[Spatial annotation records]
- - - -
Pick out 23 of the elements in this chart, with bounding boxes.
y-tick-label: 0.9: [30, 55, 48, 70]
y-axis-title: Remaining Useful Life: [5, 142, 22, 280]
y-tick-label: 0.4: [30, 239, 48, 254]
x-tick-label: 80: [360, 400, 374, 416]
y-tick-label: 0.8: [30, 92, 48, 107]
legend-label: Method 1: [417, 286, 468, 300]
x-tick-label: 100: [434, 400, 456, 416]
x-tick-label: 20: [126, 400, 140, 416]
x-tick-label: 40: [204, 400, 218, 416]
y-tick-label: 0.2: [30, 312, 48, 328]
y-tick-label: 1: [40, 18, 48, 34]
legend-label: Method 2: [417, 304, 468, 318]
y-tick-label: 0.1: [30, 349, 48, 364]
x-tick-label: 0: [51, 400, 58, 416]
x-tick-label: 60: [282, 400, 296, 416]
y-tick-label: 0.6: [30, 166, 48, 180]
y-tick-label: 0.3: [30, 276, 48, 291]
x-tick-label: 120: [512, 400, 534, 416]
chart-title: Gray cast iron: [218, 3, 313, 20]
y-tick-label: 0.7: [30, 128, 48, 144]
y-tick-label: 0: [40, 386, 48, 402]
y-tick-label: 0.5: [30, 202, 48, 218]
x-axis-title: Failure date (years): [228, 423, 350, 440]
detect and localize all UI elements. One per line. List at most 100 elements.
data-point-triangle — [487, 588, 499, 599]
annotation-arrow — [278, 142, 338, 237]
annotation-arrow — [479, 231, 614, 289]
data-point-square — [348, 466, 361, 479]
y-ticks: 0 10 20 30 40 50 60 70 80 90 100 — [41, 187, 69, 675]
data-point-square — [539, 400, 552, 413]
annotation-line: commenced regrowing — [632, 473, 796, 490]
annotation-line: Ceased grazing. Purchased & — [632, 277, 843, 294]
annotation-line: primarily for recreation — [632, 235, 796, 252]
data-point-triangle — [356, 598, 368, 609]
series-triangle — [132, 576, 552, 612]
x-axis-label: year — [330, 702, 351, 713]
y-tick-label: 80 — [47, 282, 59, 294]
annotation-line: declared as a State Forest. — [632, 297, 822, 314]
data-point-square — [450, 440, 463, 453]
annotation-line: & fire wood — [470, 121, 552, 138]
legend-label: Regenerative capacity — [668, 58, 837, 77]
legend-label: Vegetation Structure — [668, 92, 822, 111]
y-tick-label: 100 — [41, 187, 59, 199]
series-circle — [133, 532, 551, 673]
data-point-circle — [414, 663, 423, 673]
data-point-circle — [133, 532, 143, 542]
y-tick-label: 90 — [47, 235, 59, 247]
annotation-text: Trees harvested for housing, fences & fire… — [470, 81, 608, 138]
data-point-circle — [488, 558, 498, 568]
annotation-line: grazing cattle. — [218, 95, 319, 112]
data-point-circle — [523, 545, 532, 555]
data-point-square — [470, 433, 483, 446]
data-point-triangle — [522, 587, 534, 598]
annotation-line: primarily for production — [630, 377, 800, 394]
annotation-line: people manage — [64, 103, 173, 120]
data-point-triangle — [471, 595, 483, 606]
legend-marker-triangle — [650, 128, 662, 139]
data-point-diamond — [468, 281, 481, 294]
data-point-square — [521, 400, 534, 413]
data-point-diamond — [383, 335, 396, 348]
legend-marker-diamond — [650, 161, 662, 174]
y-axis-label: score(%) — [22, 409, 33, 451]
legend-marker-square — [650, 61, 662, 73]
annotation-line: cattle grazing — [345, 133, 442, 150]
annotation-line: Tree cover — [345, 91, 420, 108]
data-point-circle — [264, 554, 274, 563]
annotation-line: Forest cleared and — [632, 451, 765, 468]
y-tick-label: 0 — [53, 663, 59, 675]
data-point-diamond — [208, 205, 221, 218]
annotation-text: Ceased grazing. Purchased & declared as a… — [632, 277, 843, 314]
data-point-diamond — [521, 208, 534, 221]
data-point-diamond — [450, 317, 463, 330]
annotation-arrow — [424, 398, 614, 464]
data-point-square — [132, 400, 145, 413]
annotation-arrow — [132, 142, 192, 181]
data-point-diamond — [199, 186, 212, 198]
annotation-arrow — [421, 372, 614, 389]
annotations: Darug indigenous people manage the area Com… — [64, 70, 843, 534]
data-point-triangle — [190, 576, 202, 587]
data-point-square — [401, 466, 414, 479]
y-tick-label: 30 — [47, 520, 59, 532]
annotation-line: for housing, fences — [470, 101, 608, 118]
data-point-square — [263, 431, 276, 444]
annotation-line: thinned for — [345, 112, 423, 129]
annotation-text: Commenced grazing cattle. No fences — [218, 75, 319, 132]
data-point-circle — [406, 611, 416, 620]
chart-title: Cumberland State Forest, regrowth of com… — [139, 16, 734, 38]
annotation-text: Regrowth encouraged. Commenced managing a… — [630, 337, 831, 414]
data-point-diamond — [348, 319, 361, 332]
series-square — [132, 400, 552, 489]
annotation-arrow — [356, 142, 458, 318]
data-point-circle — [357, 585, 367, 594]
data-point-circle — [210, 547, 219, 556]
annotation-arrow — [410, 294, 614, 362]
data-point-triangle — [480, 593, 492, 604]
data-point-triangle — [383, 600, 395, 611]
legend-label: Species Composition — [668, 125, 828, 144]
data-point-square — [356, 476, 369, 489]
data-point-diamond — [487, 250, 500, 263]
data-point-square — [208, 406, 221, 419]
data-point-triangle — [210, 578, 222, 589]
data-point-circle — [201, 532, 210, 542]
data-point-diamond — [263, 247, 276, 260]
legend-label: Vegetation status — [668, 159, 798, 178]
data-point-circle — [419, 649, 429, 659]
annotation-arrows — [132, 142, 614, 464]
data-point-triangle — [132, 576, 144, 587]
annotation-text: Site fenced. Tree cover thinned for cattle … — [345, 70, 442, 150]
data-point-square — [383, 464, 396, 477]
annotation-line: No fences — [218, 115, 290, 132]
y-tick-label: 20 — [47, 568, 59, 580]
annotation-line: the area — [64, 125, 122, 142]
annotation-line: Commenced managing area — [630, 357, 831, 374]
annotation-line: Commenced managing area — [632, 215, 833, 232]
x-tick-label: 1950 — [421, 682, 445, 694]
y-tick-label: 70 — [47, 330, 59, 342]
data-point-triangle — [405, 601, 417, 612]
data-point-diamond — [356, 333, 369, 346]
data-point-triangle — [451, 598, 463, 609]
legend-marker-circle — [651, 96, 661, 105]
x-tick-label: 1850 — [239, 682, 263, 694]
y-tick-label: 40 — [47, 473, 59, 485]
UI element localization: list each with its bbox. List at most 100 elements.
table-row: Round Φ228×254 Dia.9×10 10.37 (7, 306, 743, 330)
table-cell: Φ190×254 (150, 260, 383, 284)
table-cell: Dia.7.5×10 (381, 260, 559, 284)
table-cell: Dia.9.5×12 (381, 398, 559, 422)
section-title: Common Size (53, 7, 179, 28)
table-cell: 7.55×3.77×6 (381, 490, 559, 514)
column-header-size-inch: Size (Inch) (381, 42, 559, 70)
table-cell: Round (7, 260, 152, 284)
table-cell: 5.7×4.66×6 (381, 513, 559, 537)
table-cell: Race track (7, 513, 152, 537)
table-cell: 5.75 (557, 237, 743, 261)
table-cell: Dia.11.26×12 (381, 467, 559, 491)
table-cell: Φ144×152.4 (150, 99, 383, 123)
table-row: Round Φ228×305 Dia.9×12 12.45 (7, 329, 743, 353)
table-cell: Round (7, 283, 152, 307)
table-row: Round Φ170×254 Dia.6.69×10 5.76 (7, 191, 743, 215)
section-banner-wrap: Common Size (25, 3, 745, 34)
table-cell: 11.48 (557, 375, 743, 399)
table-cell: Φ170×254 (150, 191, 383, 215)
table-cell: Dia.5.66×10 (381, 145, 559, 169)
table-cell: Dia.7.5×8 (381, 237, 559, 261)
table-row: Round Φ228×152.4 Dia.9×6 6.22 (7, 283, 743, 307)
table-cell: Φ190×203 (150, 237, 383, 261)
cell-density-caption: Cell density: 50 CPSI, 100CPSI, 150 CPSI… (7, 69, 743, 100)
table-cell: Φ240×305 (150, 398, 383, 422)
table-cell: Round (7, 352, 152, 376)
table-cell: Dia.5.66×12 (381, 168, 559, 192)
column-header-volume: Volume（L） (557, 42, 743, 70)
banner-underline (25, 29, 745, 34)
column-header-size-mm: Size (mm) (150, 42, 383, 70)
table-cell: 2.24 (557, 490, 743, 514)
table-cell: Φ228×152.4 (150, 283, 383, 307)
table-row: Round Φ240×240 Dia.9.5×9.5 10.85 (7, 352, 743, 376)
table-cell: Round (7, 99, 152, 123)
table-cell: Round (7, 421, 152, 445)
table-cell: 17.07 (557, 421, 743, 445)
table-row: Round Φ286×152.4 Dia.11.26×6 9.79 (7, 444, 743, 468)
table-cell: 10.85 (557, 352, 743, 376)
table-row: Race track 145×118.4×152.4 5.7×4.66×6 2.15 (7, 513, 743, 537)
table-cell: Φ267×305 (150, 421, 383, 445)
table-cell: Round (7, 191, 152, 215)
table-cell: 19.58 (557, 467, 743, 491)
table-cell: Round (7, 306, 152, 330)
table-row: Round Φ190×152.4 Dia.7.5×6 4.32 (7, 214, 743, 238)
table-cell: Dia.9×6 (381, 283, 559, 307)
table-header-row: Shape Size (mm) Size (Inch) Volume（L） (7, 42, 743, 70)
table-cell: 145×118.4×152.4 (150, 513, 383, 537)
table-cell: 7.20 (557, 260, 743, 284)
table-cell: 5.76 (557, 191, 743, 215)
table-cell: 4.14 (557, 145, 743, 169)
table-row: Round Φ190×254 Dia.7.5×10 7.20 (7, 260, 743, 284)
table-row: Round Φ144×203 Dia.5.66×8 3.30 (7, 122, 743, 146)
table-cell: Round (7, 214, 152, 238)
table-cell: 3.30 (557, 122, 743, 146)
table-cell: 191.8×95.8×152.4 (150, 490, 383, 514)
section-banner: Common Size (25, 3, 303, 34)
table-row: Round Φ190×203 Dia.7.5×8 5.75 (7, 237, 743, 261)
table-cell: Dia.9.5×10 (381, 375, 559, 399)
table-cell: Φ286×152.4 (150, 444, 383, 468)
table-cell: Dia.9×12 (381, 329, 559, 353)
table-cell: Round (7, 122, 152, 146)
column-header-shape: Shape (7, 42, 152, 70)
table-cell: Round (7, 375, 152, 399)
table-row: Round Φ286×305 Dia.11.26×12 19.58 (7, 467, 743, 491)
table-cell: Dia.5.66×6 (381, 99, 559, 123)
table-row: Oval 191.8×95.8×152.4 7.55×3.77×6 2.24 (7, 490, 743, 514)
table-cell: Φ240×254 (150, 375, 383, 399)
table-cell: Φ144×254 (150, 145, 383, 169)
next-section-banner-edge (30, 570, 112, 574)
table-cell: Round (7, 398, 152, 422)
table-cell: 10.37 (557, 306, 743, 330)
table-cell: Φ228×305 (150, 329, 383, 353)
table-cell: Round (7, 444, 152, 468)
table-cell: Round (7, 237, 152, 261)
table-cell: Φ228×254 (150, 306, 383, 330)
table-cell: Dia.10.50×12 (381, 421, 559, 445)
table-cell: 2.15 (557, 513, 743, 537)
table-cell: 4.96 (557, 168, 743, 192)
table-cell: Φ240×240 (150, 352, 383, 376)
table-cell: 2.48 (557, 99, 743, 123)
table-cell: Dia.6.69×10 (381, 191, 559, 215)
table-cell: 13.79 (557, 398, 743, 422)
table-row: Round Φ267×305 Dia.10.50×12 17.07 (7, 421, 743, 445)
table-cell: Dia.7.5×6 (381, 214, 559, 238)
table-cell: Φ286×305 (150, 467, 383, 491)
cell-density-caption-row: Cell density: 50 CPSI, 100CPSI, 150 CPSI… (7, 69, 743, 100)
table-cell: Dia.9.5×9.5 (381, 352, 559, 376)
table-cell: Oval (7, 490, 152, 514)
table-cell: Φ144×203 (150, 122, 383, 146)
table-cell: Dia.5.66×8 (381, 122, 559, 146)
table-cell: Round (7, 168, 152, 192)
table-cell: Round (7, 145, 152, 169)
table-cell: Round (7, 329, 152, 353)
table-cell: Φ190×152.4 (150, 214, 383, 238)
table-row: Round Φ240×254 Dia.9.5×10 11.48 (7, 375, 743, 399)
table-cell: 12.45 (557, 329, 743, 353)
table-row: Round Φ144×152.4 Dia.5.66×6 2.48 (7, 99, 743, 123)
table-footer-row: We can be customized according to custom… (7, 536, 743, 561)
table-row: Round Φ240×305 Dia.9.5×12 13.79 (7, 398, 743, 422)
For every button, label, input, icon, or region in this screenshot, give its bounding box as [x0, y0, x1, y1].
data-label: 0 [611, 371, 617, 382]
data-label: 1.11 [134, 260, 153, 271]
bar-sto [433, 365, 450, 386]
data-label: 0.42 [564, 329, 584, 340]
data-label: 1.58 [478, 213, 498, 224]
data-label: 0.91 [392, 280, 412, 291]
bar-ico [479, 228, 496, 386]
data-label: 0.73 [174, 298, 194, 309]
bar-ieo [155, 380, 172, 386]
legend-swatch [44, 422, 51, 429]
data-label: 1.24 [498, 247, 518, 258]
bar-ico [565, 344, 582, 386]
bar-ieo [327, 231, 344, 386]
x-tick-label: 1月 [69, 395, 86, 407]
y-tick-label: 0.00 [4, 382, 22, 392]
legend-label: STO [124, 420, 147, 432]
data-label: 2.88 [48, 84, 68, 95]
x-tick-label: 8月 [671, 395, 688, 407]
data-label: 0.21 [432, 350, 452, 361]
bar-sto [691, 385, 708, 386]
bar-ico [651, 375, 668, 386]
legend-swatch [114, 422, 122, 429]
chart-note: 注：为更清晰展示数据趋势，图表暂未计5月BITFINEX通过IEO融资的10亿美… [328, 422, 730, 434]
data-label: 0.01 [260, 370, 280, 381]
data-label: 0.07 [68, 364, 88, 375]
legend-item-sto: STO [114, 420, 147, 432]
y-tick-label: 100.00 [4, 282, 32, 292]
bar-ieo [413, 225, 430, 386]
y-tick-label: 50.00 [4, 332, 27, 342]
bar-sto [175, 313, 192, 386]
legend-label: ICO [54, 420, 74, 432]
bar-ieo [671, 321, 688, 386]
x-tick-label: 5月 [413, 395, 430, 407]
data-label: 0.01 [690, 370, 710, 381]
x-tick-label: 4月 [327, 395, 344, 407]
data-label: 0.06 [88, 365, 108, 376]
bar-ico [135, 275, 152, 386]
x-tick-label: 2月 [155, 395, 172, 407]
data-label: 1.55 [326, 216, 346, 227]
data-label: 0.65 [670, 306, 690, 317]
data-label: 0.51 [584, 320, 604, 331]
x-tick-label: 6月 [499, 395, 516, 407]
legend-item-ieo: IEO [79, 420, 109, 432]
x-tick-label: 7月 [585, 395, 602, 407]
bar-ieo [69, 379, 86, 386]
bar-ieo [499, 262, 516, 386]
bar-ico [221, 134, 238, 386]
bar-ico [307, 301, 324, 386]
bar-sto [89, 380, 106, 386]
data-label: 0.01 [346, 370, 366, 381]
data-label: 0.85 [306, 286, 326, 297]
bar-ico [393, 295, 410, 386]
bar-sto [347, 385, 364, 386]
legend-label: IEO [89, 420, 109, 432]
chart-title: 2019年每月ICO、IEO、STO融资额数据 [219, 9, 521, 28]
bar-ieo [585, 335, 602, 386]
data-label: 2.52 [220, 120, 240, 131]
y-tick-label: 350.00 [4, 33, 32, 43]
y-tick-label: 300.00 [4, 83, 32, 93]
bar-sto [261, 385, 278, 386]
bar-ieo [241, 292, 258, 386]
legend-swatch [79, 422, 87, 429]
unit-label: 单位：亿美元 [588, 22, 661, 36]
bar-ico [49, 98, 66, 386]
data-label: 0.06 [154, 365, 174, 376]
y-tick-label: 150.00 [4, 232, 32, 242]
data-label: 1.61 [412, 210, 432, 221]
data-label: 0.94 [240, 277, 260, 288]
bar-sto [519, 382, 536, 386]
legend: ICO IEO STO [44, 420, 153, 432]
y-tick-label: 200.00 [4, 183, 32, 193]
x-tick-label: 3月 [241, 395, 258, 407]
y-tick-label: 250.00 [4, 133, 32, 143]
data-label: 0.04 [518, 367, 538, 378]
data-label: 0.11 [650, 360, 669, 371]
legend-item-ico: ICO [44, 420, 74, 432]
- - - -
Required task - Extract the stretch of lines from the first one through the line that contains "legend-label: Method 1: [417, 286, 468, 300]", copying each of them character for character.

Result for this task -
Pick out 23 of the elements in this chart, with bounding boxes.
y-tick-label: 0.9: [30, 55, 48, 70]
y-axis-title: Remaining Useful Life: [5, 142, 22, 280]
y-tick-label: 0.4: [30, 239, 48, 254]
x-tick-label: 80: [360, 400, 374, 416]
y-tick-label: 0.8: [30, 92, 48, 107]
legend-label: Method 1: [417, 286, 468, 300]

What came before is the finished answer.